[start Listing]

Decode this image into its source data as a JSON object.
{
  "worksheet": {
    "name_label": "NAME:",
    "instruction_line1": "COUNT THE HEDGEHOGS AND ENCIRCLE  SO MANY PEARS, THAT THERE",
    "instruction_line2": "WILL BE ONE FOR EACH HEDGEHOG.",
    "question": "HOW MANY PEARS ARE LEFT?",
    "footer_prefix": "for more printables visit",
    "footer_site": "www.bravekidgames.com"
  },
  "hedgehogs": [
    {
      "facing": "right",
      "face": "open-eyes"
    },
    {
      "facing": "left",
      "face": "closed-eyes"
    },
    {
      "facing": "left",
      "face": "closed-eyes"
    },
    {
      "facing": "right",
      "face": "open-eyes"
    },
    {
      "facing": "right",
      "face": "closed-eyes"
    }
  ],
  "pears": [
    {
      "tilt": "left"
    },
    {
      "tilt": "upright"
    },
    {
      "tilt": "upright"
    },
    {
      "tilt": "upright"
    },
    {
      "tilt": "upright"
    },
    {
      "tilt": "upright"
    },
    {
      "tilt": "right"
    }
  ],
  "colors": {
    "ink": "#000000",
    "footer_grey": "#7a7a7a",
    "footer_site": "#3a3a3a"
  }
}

[end Listing]

### Exercise prompt
In the entries above, find each line with the word "MANY" and copy it.

### Response to this exercise
    "instruction_line1": "COUNT THE HEDGEHOGS AND ENCIRCLE  SO MANY PEARS, THAT THERE",
    "question": "HOW MANY PEARS ARE LEFT?",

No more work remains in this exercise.